Copy out each line in the material below that has the word "areas".

Start

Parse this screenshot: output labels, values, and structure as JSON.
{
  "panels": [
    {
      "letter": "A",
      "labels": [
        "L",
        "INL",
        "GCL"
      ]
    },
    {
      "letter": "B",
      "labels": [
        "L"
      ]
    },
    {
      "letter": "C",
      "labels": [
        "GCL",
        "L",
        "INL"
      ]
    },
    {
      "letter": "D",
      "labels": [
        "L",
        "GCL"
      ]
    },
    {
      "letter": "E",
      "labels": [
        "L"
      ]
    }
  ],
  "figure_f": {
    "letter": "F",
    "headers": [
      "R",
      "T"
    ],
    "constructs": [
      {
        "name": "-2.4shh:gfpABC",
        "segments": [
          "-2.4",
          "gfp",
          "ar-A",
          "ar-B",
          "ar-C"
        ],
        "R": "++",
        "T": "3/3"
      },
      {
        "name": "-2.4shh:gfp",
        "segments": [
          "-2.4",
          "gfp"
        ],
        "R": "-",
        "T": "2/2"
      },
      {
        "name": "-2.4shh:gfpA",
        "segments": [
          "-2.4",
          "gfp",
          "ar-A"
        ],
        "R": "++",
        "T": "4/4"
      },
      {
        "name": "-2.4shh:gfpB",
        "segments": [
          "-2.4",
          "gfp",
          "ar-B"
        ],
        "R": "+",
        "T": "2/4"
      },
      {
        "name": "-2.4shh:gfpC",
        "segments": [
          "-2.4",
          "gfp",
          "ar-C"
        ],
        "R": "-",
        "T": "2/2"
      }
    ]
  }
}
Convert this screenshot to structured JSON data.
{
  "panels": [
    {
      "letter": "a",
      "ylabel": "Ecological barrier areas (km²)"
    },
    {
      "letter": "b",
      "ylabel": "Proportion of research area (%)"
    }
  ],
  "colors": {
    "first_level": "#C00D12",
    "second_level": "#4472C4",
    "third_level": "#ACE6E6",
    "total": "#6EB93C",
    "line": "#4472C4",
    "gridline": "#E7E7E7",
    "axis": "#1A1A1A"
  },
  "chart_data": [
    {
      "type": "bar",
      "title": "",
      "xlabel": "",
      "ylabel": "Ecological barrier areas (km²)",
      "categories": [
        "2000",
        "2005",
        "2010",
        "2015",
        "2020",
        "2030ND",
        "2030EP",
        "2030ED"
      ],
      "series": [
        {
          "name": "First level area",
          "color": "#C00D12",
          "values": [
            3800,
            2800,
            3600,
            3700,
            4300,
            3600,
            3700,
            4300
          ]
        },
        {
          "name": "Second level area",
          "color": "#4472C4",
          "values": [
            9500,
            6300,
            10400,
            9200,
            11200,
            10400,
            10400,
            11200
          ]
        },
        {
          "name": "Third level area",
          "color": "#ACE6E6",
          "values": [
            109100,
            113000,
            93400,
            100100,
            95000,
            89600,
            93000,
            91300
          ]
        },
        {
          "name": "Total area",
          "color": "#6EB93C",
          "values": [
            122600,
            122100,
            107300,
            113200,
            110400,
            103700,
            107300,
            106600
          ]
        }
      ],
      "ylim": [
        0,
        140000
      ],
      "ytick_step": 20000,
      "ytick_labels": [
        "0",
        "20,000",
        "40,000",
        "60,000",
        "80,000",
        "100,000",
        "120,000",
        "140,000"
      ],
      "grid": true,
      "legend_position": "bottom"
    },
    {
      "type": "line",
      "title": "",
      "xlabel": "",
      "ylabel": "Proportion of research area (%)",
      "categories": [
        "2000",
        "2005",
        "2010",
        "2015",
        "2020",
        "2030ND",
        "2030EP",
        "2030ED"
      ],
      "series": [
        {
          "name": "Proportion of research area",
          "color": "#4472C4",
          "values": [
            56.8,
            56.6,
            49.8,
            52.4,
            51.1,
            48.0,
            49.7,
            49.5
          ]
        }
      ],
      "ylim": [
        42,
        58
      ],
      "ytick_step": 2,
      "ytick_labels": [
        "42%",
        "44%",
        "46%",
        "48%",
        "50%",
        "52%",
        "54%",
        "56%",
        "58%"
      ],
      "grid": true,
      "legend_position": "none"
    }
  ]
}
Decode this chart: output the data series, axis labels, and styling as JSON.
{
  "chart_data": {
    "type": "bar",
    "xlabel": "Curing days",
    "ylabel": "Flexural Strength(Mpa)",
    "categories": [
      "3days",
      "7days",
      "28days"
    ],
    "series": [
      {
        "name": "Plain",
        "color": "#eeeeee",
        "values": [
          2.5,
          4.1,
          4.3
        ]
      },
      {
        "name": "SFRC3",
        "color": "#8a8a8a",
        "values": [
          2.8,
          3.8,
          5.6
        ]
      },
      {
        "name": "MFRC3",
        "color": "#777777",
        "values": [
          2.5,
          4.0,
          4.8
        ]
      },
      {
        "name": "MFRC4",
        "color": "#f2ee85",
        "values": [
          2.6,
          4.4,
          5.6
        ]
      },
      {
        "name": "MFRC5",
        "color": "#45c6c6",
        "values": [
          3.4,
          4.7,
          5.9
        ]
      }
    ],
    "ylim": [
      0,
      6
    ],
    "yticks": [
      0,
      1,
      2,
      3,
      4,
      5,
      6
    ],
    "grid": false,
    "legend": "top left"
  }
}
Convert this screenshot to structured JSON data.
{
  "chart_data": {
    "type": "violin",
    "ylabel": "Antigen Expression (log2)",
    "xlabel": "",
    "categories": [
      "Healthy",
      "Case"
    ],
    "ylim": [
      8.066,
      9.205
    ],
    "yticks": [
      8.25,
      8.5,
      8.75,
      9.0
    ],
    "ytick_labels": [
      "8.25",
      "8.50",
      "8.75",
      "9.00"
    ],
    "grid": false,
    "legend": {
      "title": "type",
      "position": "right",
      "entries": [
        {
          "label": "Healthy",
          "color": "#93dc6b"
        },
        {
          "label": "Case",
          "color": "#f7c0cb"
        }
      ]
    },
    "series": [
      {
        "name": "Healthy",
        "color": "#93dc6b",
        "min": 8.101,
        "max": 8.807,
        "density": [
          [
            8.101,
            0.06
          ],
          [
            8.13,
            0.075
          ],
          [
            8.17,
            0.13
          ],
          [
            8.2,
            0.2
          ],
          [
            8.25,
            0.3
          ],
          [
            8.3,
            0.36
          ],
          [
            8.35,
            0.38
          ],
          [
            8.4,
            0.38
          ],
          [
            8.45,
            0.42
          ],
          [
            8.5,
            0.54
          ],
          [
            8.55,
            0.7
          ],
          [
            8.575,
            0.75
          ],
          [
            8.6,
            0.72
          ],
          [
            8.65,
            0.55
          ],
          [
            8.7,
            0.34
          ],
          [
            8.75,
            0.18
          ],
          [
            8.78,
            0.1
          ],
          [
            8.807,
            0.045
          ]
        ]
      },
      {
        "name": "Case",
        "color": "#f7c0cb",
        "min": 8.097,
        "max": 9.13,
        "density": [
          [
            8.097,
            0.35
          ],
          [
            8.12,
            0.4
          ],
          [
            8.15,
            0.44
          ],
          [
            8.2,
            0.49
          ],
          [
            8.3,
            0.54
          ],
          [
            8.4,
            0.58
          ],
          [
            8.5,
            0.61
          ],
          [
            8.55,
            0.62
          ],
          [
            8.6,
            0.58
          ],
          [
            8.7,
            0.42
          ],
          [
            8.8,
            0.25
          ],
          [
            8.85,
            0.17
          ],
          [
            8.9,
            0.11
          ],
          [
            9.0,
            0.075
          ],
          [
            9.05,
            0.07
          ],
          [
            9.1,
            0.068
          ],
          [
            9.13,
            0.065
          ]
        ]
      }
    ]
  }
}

End

EXERCISE ANSWER:
      "ylabel": "Ecological barrier areas (km²)"
      "ylabel": "Ecological barrier areas (km²)",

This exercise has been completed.